- Stated goal
Quote the full listing word for word.

** START Supplied material **

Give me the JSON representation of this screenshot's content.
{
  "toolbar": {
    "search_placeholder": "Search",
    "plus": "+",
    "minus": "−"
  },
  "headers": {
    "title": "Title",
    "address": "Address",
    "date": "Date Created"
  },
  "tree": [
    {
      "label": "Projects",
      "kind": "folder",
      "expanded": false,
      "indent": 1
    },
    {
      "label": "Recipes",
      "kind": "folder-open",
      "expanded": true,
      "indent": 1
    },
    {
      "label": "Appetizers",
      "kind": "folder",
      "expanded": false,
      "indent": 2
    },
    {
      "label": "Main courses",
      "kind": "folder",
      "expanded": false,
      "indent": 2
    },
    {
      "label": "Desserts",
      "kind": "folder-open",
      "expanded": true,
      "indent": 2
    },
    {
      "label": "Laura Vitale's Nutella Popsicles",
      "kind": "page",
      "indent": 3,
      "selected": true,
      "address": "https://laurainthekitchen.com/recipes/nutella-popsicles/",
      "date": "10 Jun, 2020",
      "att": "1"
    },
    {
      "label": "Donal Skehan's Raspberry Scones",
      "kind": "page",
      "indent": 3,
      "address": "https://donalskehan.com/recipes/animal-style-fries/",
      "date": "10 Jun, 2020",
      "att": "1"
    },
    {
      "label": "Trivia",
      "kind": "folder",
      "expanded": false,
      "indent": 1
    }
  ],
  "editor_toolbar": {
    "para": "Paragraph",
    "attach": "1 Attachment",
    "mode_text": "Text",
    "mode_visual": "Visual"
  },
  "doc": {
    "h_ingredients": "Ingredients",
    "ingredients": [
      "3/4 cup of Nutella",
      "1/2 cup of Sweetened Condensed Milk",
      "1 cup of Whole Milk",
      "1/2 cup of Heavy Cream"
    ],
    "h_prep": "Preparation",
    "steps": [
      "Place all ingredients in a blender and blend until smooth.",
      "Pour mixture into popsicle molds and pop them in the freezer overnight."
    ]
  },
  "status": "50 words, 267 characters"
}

** END Supplied material **

- Task result
Give me the JSON representation of this screenshot's content.
{
  "toolbar": {
    "search_placeholder": "Search",
    "plus": "+",
    "minus": "−"
  },
  "headers": {
    "title": "Title",
    "address": "Address",
    "date": "Date Created"
  },
  "tree": [
    {
      "label": "Projects",
      "kind": "folder",
      "expanded": false,
      "indent": 1
    },
    {
      "label": "Recipes",
      "kind": "folder-open",
      "expanded": true,
      "indent": 1
    },
    {
      "label": "Appetizers",
      "kind": "folder",
      "expanded": false,
      "indent": 2
    },
    {
      "label": "Main courses",
      "kind": "folder",
      "expanded": false,
      "indent": 2
    },
    {
      "label": "Desserts",
      "kind": "folder-open",
      "expanded": true,
      "indent": 2
    },
    {
      "label": "Laura Vitale's Nutella Popsicles",
      "kind": "page",
      "indent": 3,
      "selected": true,
      "address": "https://laurainthekitchen.com/recipes/nutella-popsicles/",
      "date": "10 Jun, 2020",
      "att": "1"
    },
    {
      "label": "Donal Skehan's Raspberry Scones",
      "kind": "page",
      "indent": 3,
      "address": "https://donalskehan.com/recipes/animal-style-fries/",
      "date": "10 Jun, 2020",
      "att": "1"
    },
    {
      "label": "Trivia",
      "kind": "folder",
      "expanded": false,
      "indent": 1
    }
  ],
  "editor_toolbar": {
    "para": "Paragraph",
    "attach": "1 Attachment",
    "mode_text": "Text",
    "mode_visual": "Visual"
  },
  "doc": {
    "h_ingredients": "Ingredients",
    "ingredients": [
      "3/4 cup of Nutella",
      "1/2 cup of Sweetened Condensed Milk",
      "1 cup of Whole Milk",
      "1/2 cup of Heavy Cream"
    ],
    "h_prep": "Preparation",
    "steps": [
      "Place all ingredients in a blender and blend until smooth.",
      "Pour mixture into popsicle molds and pop them in the freezer overnight."
    ]
  },
  "status": "50 words, 267 characters"
}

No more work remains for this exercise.